Separate out the lines that hold "JSON".

Figure dataset records:
— start —
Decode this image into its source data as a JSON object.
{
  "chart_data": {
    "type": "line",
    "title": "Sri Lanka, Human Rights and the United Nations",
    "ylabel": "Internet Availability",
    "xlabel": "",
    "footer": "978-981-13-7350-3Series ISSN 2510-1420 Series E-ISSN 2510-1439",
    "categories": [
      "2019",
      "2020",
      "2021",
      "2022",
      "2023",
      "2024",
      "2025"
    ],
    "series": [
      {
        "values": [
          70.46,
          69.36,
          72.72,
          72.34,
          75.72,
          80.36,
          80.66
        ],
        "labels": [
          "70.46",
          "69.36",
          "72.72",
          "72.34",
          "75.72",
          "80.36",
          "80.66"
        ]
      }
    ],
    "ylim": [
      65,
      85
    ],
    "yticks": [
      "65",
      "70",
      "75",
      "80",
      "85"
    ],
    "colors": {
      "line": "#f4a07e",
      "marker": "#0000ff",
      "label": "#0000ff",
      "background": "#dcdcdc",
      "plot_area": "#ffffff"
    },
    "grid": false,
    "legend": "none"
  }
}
— end —
— start —
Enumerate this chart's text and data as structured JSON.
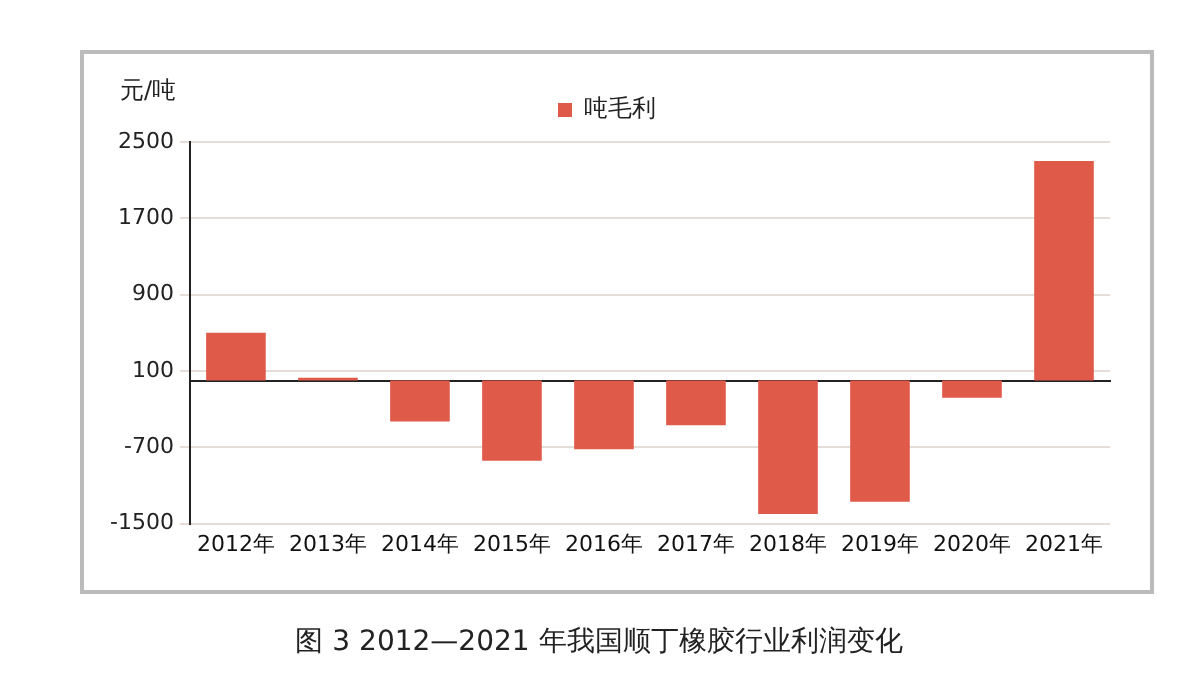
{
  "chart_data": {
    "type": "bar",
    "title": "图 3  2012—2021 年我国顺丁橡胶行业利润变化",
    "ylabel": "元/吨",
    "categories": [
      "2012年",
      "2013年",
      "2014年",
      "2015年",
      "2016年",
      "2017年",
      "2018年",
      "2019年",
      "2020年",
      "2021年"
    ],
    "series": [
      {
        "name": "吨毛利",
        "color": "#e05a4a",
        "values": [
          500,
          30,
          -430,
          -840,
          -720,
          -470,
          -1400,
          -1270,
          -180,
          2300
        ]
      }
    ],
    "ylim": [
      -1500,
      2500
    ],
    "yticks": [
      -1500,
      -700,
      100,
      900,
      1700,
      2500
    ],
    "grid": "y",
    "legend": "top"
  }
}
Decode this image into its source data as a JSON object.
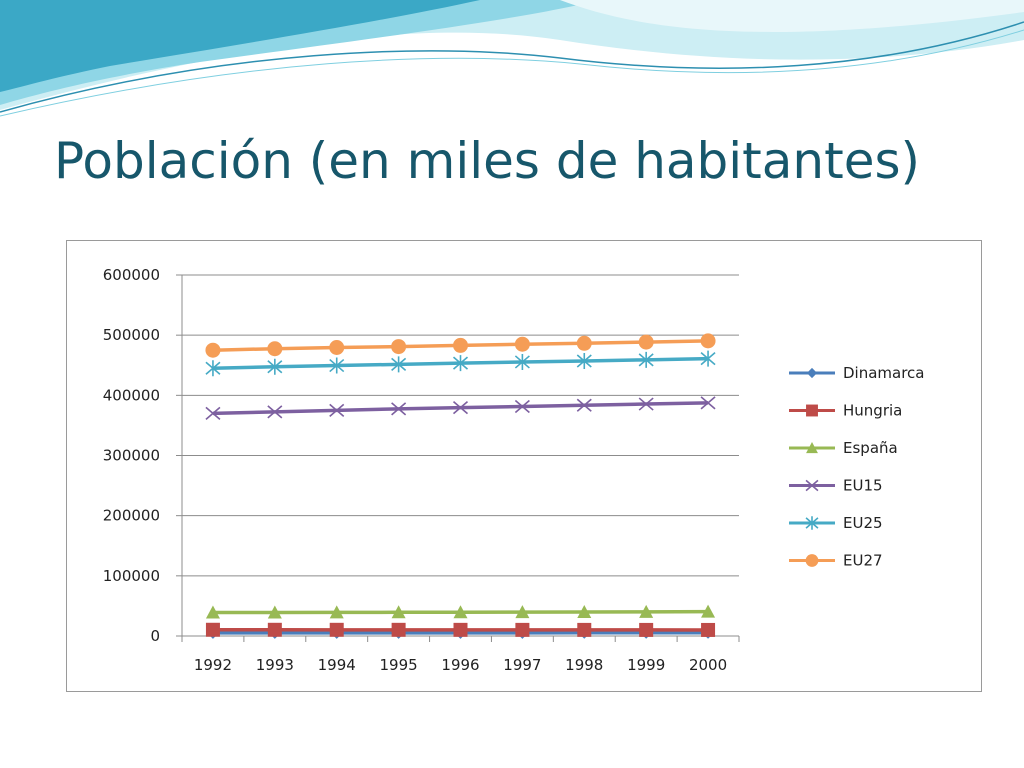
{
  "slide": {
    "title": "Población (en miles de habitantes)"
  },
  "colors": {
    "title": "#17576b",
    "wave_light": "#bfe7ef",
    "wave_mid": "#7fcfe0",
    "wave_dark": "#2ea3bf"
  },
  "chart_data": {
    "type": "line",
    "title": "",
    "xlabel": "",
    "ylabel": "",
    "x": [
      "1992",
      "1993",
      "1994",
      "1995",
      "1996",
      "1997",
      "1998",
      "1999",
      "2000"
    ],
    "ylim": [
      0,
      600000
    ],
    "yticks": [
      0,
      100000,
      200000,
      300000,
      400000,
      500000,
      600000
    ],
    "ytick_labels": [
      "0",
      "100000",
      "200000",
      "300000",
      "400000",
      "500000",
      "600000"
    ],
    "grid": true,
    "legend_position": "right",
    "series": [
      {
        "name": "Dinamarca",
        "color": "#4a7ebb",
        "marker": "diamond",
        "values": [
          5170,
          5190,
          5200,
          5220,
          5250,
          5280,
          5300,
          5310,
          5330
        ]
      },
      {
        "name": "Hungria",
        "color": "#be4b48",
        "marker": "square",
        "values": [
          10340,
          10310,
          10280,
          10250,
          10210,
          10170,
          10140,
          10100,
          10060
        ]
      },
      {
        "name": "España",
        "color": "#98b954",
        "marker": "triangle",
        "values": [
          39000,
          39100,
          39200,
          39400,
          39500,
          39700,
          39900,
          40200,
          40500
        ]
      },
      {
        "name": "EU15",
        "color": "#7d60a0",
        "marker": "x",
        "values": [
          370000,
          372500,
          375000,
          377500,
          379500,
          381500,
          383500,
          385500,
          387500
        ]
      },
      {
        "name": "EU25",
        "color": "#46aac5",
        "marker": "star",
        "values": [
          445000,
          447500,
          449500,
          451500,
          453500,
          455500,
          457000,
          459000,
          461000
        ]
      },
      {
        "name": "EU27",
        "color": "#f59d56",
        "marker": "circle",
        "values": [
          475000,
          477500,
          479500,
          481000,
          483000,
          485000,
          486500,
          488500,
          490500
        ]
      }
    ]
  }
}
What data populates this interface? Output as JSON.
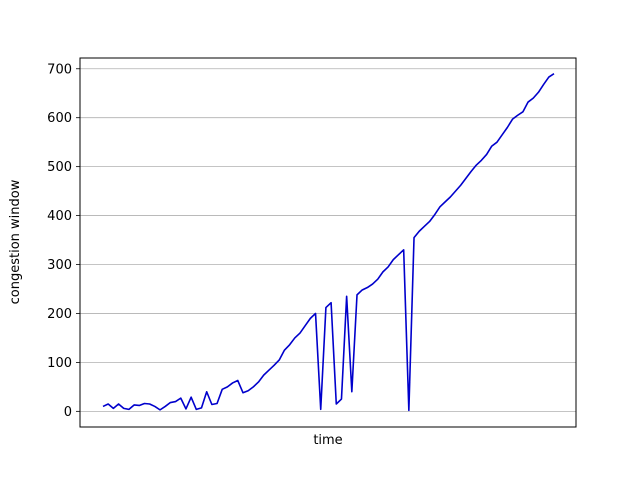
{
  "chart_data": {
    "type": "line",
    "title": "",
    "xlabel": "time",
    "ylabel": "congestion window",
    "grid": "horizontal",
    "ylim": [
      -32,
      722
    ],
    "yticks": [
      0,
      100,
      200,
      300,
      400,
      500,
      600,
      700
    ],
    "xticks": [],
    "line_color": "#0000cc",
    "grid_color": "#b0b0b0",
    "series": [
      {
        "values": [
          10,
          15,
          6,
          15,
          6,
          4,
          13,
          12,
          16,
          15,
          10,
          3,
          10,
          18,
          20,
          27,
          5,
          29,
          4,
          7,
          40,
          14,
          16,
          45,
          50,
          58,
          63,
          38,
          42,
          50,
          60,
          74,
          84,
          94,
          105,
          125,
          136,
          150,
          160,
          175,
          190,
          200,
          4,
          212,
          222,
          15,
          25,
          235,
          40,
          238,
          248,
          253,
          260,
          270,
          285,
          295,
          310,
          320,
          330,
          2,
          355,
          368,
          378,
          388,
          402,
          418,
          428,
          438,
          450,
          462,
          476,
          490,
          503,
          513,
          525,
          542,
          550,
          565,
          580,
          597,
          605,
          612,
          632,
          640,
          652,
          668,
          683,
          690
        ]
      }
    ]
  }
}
— end —
EXERCISE RESULT –
Decode this image into its source data as a JSON object.
Enumerate this chart's text and data as structured JSON.
Decode this image into its source data as a JSON object.
What data populates this interface? Output as JSON.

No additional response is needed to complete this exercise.